▸ Problem details
In your copy, include every line of the listing below exactly but none of the pictures.

(Data excerpts)
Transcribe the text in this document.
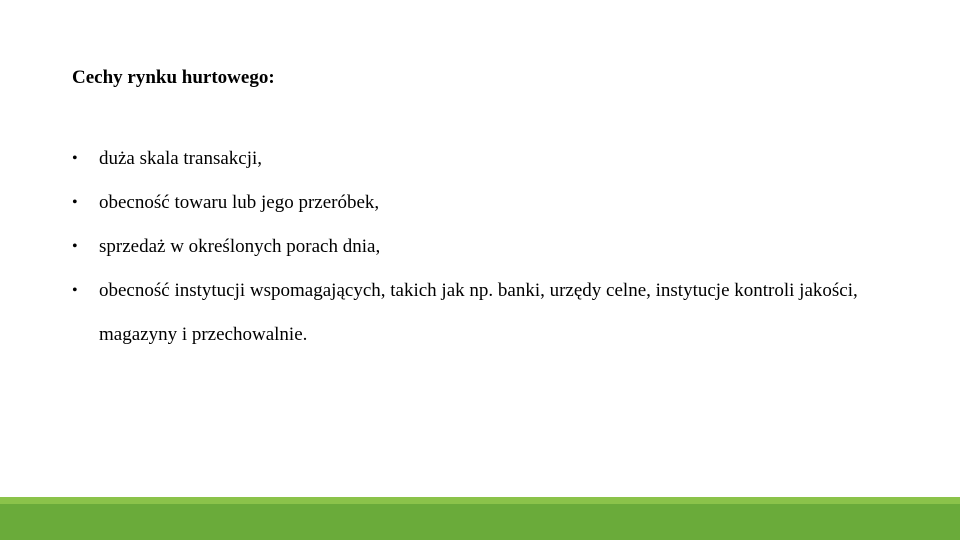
Cechy rynku hurtowego:
• duża skala transakcji,
• obecność towaru lub jego przeróbek,
• sprzedaż w określonych porach dnia,
• obecność instytucji wspomagających, takich jak np. banki, urzędy celne, instytucje kontroli jakości, magazyny i przechowalnie.
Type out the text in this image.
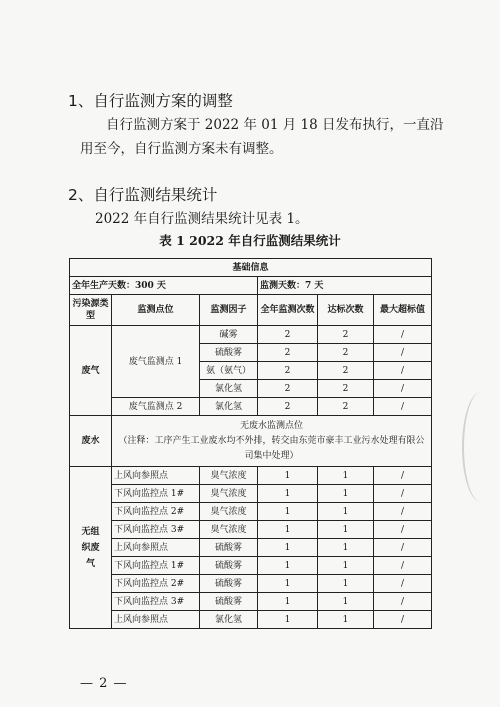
1、自行监测方案的调整
自行监测方案于 2022 年 01 月 18 日发布执行，一直沿用至今，自行监测方案未有调整。
2、自行监测结果统计
2022 年自行监测结果统计见表 1。
表 1 2022 年自行监测结果统计
基础信息					
全年生产天数：300 天			监测天数：7 天		
污染源类型	监测点位	监测因子	全年监测次数	达标次数	最大超标值
废气	废气监测点 1	碱雾	2	2	/
		硫酸雾	2	2	/
		氨（氨气）	2	2	/
		氯化氢	2	2	/
	废气监测点 2	氯化氢	2	2	/
废水	无废水监测点位
（注释：工序产生工业废水均不外排，转交由东莞市豪丰工业污水处理有限公司集中处理）				

无组织废气	上风向参照点	臭气浓度	1	1	/
	下风向监控点 1#	臭气浓度	1	1	/
	下风向监控点 2#	臭气浓度	1	1	/
	下风向监控点 3#	臭气浓度	1	1	/
	上风向参照点	硫酸雾	1	1	/
	下风向监控点 1#	硫酸雾	1	1	/
	下风向监控点 2#	硫酸雾	1	1	/
	下风向监控点 3#	硫酸雾	1	1	/
	上风向参照点	氯化氢	1	1	/
— 2 —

▸ Reply to the task
Transcribe the text in this document.
Cechy rynku hurtowego:
• duża skala transakcji,
• obecność towaru lub jego przeróbek,
• sprzedaż w określonych porach dnia,
• obecność instytucji wspomagających, takich jak np. banki, urzędy celne, instytucje kontroli jakości, magazyny i przechowalnie.
Type out the text in this image.
1、自行监测方案的调整
自行监测方案于 2022 年 01 月 18 日发布执行，一直沿用至今，自行监测方案未有调整。
2、自行监测结果统计
2022 年自行监测结果统计见表 1。
表 1 2022 年自行监测结果统计
基础信息					
全年生产天数：300 天			监测天数：7 天		
污染源类型	监测点位	监测因子	全年监测次数	达标次数	最大超标值
废气	废气监测点 1	碱雾	2	2	/
		硫酸雾	2	2	/
		氨（氨气）	2	2	/
		氯化氢	2	2	/
	废气监测点 2	氯化氢	2	2	/
废水	无废水监测点位
（注释：工序产生工业废水均不外排，转交由东莞市豪丰工业污水处理有限公司集中处理）				

无组织废气	上风向参照点	臭气浓度	1	1	/
	下风向监控点 1#	臭气浓度	1	1	/
	下风向监控点 2#	臭气浓度	1	1	/
	下风向监控点 3#	臭气浓度	1	1	/
	上风向参照点	硫酸雾	1	1	/
	下风向监控点 1#	硫酸雾	1	1	/
	下风向监控点 2#	硫酸雾	1	1	/
	下风向监控点 3#	硫酸雾	1	1	/
	上风向参照点	氯化氢	1	1	/
— 2 —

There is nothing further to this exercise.